[Start of DATA]
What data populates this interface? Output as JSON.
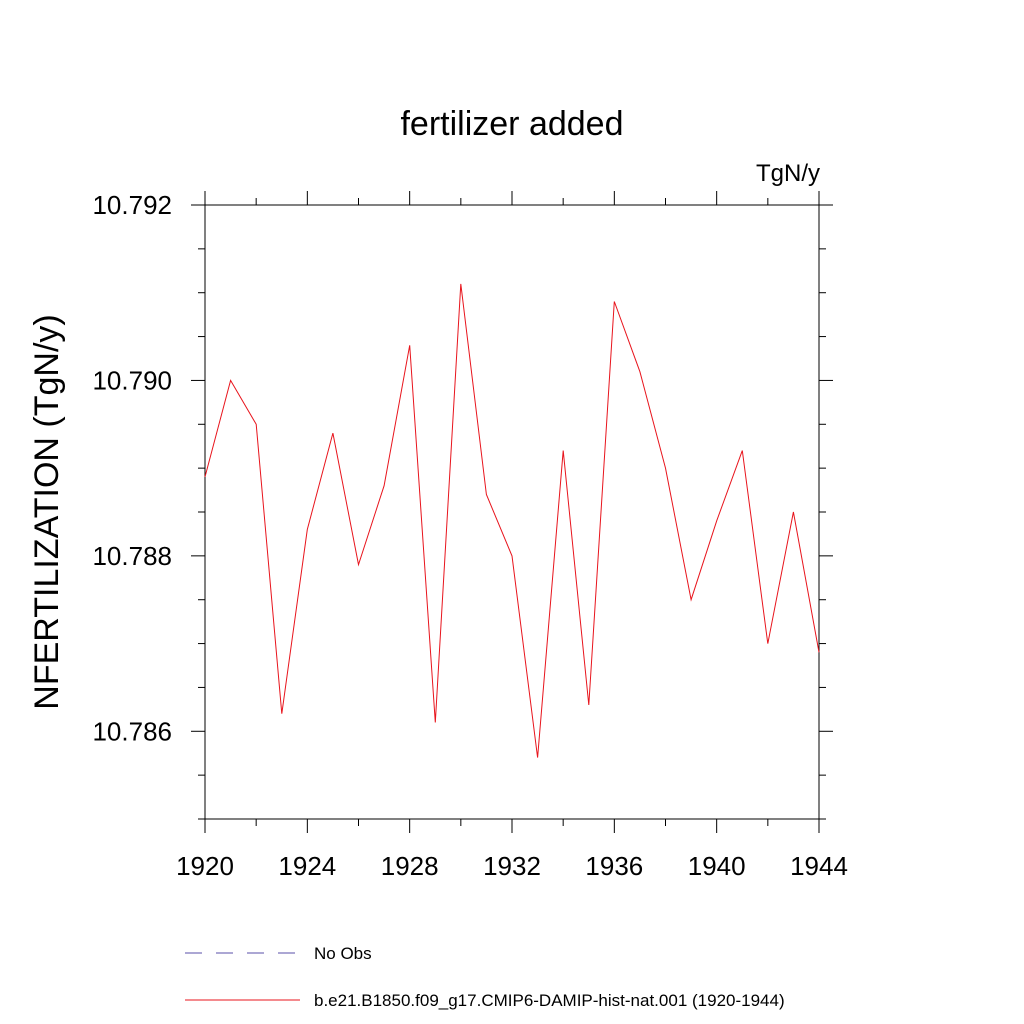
{
  "chart_data": {
    "type": "line",
    "title": "fertilizer added",
    "units_label": "TgN/y",
    "xlabel": "",
    "ylabel": "NFERTILIZATION  (TgN/y)",
    "xlim": [
      1920,
      1944
    ],
    "ylim": [
      10.785,
      10.792
    ],
    "x_ticks": [
      1920,
      1924,
      1928,
      1932,
      1936,
      1940,
      1944
    ],
    "x_tick_labels": [
      "1920",
      "1924",
      "1928",
      "1932",
      "1936",
      "1940",
      "1944"
    ],
    "y_ticks": [
      10.786,
      10.788,
      10.79,
      10.792
    ],
    "y_tick_labels": [
      "10.786",
      "10.788",
      "10.790",
      "10.792"
    ],
    "grid": false,
    "legend": {
      "placement": "bottom",
      "entries": [
        {
          "label": "No Obs",
          "color": "#5a4fa8",
          "style": "dashed"
        },
        {
          "label": "b.e21.B1850.f09_g17.CMIP6-DAMIP-hist-nat.001 (1920-1944)",
          "color": "#e8141c",
          "style": "solid"
        }
      ]
    },
    "series": [
      {
        "color": "#e8141c",
        "x": [
          1920,
          1921,
          1922,
          1923,
          1924,
          1925,
          1926,
          1927,
          1928,
          1929,
          1930,
          1931,
          1932,
          1933,
          1934,
          1935,
          1936,
          1937,
          1938,
          1939,
          1940,
          1941,
          1942,
          1943,
          1944
        ],
        "values": [
          10.7889,
          10.79,
          10.7895,
          10.7862,
          10.7883,
          10.7894,
          10.7879,
          10.7888,
          10.7904,
          10.7861,
          10.7911,
          10.7887,
          10.788,
          10.7857,
          10.7892,
          10.7863,
          10.7909,
          10.7901,
          10.789,
          10.7875,
          10.7884,
          10.7892,
          10.787,
          10.7885,
          10.7869
        ]
      }
    ]
  }
}
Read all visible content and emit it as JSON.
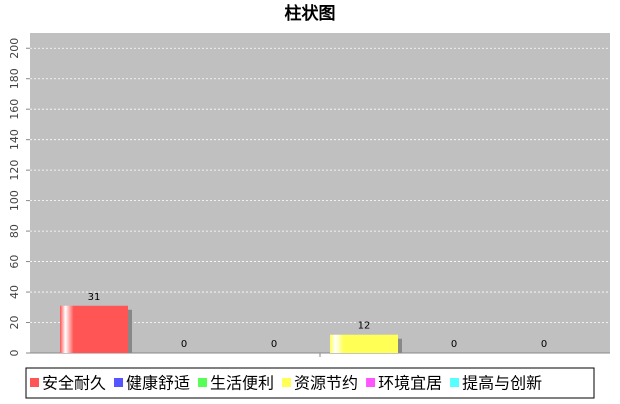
{
  "chart_data": {
    "type": "bar",
    "title": "柱状图",
    "categories": [
      null
    ],
    "series": [
      {
        "name": "安全耐久",
        "color": "#ff5555",
        "values": [
          31
        ]
      },
      {
        "name": "健康舒适",
        "color": "#5555ff",
        "values": [
          0
        ]
      },
      {
        "name": "生活便利",
        "color": "#55ff55",
        "values": [
          0
        ]
      },
      {
        "name": "资源节约",
        "color": "#ffff55",
        "values": [
          12
        ]
      },
      {
        "name": "环境宜居",
        "color": "#ff55ff",
        "values": [
          0
        ]
      },
      {
        "name": "提高与创新",
        "color": "#55ffff",
        "values": [
          0
        ]
      }
    ],
    "ylim": [
      0,
      210
    ],
    "yticks": [
      0,
      20,
      40,
      60,
      80,
      100,
      120,
      140,
      160,
      180,
      200
    ],
    "grid": true,
    "legend": "bottom"
  }
}
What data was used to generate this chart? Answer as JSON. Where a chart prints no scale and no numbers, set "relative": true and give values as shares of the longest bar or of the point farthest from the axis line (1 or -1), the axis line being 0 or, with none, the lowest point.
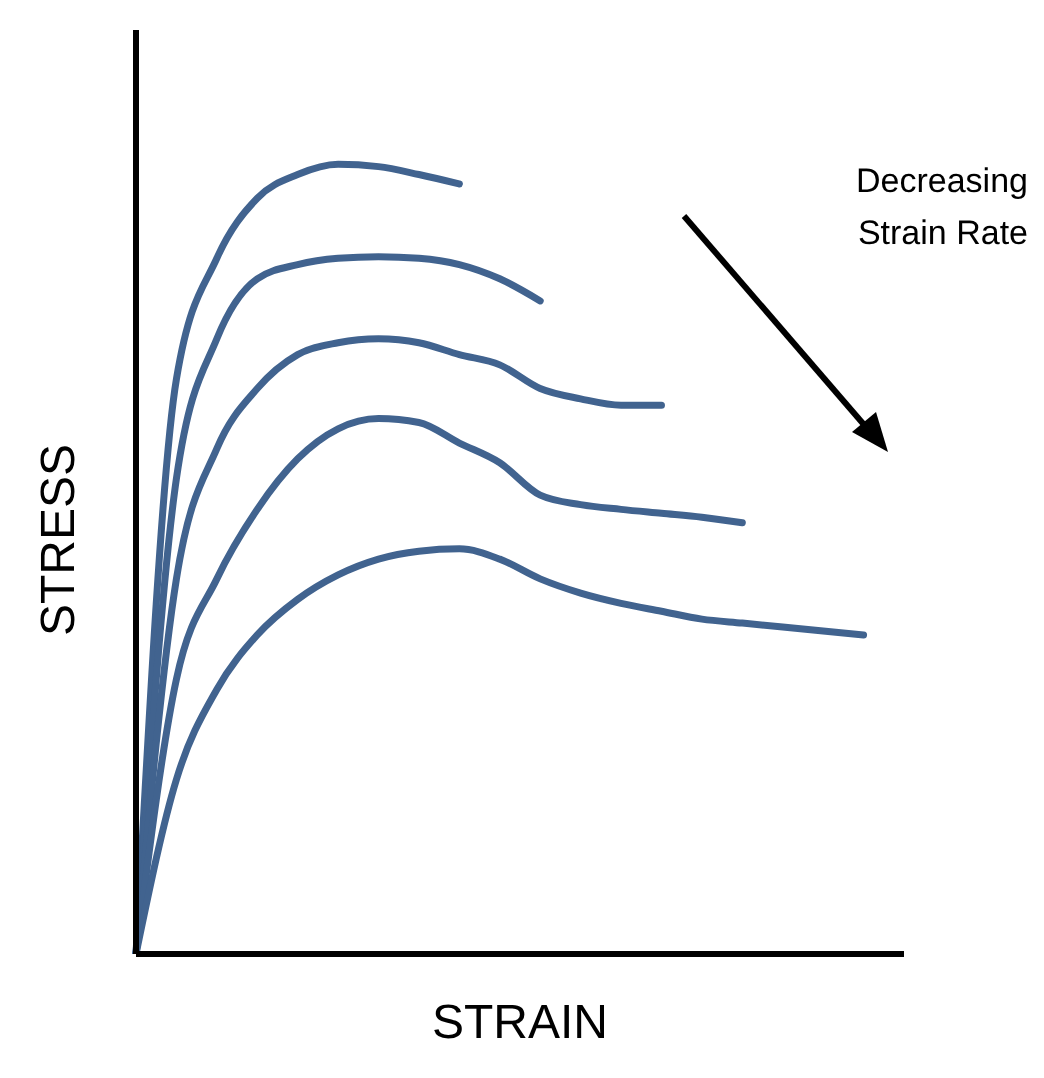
{
  "chart_data": {
    "type": "line",
    "relative": true,
    "xlabel": "STRAIN",
    "ylabel": "STRESS",
    "tick_labels": false,
    "marker": "none",
    "line_style": "solid",
    "annotations": [
      "Decreasing Strain Rate"
    ],
    "categories": [
      null,
      null,
      null,
      null,
      null,
      null,
      null,
      null,
      null,
      null,
      null,
      null,
      null,
      null,
      null,
      null,
      null,
      null,
      null,
      null
    ],
    "series": [
      {
        "color": "#41638f",
        "values": [
          0,
          0.728,
          0.881,
          0.957,
          0.987,
          1.0,
          0.997,
          0.987,
          0.975,
          null,
          null,
          null,
          null,
          null,
          null,
          null,
          null,
          null,
          null,
          null
        ]
      },
      {
        "color": "#41638f",
        "values": [
          0,
          0.602,
          0.779,
          0.855,
          0.873,
          0.881,
          0.883,
          0.881,
          0.873,
          0.855,
          0.827,
          null,
          null,
          null,
          null,
          null,
          null,
          null,
          null,
          null
        ]
      },
      {
        "color": "#41638f",
        "values": [
          0,
          0.475,
          0.64,
          0.716,
          0.759,
          0.774,
          0.779,
          0.774,
          0.759,
          0.746,
          0.716,
          0.703,
          0.695,
          0.695,
          null,
          null,
          null,
          null,
          null,
          null
        ]
      },
      {
        "color": "#41638f",
        "values": [
          0,
          0.348,
          0.475,
          0.563,
          0.627,
          0.665,
          0.678,
          0.673,
          0.647,
          0.622,
          0.581,
          0.569,
          0.563,
          0.558,
          0.553,
          0.546,
          null,
          null,
          null,
          null
        ]
      },
      {
        "color": "#41638f",
        "values": [
          0,
          0.221,
          0.335,
          0.404,
          0.449,
          0.48,
          0.5,
          0.51,
          0.513,
          0.5,
          0.475,
          0.457,
          0.444,
          0.434,
          0.424,
          0.419,
          0.414,
          0.409,
          0.404,
          null
        ]
      }
    ]
  }
}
[End of DATA]
Repeat the preceding records precisely, and leave every picture out of the copy.

What data populates this interface? Output as JSON.
{
  "chart_data": {
    "type": "line",
    "title": "fertilizer added",
    "units_label": "TgN/y",
    "xlabel": "",
    "ylabel": "NFERTILIZATION  (TgN/y)",
    "xlim": [
      1920,
      1944
    ],
    "ylim": [
      10.785,
      10.792
    ],
    "x_ticks": [
      1920,
      1924,
      1928,
      1932,
      1936,
      1940,
      1944
    ],
    "x_tick_labels": [
      "1920",
      "1924",
      "1928",
      "1932",
      "1936",
      "1940",
      "1944"
    ],
    "y_ticks": [
      10.786,
      10.788,
      10.79,
      10.792
    ],
    "y_tick_labels": [
      "10.786",
      "10.788",
      "10.790",
      "10.792"
    ],
    "grid": false,
    "legend": {
      "placement": "bottom",
      "entries": [
        {
          "label": "No Obs",
          "color": "#5a4fa8",
          "style": "dashed"
        },
        {
          "label": "b.e21.B1850.f09_g17.CMIP6-DAMIP-hist-nat.001 (1920-1944)",
          "color": "#e8141c",
          "style": "solid"
        }
      ]
    },
    "series": [
      {
        "color": "#e8141c",
        "x": [
          1920,
          1921,
          1922,
          1923,
          1924,
          1925,
          1926,
          1927,
          1928,
          1929,
          1930,
          1931,
          1932,
          1933,
          1934,
          1935,
          1936,
          1937,
          1938,
          1939,
          1940,
          1941,
          1942,
          1943,
          1944
        ],
        "values": [
          10.7889,
          10.79,
          10.7895,
          10.7862,
          10.7883,
          10.7894,
          10.7879,
          10.7888,
          10.7904,
          10.7861,
          10.7911,
          10.7887,
          10.788,
          10.7857,
          10.7892,
          10.7863,
          10.7909,
          10.7901,
          10.789,
          10.7875,
          10.7884,
          10.7892,
          10.787,
          10.7885,
          10.7869
        ]
      }
    ]
  }
}
Read all visible content and emit it as JSON.
{
  "chart_data": {
    "type": "bar",
    "title": "柱状图",
    "categories": [
      null
    ],
    "series": [
      {
        "name": "安全耐久",
        "color": "#ff5555",
        "values": [
          31
        ]
      },
      {
        "name": "健康舒适",
        "color": "#5555ff",
        "values": [
          0
        ]
      },
      {
        "name": "生活便利",
        "color": "#55ff55",
        "values": [
          0
        ]
      },
      {
        "name": "资源节约",
        "color": "#ffff55",
        "values": [
          12
        ]
      },
      {
        "name": "环境宜居",
        "color": "#ff55ff",
        "values": [
          0
        ]
      },
      {
        "name": "提高与创新",
        "color": "#55ffff",
        "values": [
          0
        ]
      }
    ],
    "ylim": [
      0,
      210
    ],
    "yticks": [
      0,
      20,
      40,
      60,
      80,
      100,
      120,
      140,
      160,
      180,
      200
    ],
    "grid": true,
    "legend": "bottom"
  }
}
What data was used to generate this chart? Answer as JSON. Where a chart prints no scale and no numbers, set "relative": true and give values as shares of the longest bar or of the point farthest from the axis line (1 or -1), the axis line being 0 or, with none, the lowest point.
{
  "chart_data": {
    "type": "line",
    "relative": true,
    "xlabel": "STRAIN",
    "ylabel": "STRESS",
    "tick_labels": false,
    "marker": "none",
    "line_style": "solid",
    "annotations": [
      "Decreasing Strain Rate"
    ],
    "categories": [
      null,
      null,
      null,
      null,
      null,
      null,
      null,
      null,
      null,
      null,
      null,
      null,
      null,
      null,
      null,
      null,
      null,
      null,
      null,
      null
    ],
    "series": [
      {
        "color": "#41638f",
        "values": [
          0,
          0.728,
          0.881,
          0.957,
          0.987,
          1.0,
          0.997,
          0.987,
          0.975,
          null,
          null,
          null,
          null,
          null,
          null,
          null,
          null,
          null,
          null,
          null
        ]
      },
      {
        "color": "#41638f",
        "values": [
          0,
          0.602,
          0.779,
          0.855,
          0.873,
          0.881,
          0.883,
          0.881,
          0.873,
          0.855,
          0.827,
          null,
          null,
          null,
          null,
          null,
          null,
          null,
          null,
          null
        ]
      },
      {
        "color": "#41638f",
        "values": [
          0,
          0.475,
          0.64,
          0.716,
          0.759,
          0.774,
          0.779,
          0.774,
          0.759,
          0.746,
          0.716,
          0.703,
          0.695,
          0.695,
          null,
          null,
          null,
          null,
          null,
          null
        ]
      },
      {
        "color": "#41638f",
        "values": [
          0,
          0.348,
          0.475,
          0.563,
          0.627,
          0.665,
          0.678,
          0.673,
          0.647,
          0.622,
          0.581,
          0.569,
          0.563,
          0.558,
          0.553,
          0.546,
          null,
          null,
          null,
          null
        ]
      },
      {
        "color": "#41638f",
        "values": [
          0,
          0.221,
          0.335,
          0.404,
          0.449,
          0.48,
          0.5,
          0.51,
          0.513,
          0.5,
          0.475,
          0.457,
          0.444,
          0.434,
          0.424,
          0.419,
          0.414,
          0.409,
          0.404,
          null
        ]
      }
    ]
  }
}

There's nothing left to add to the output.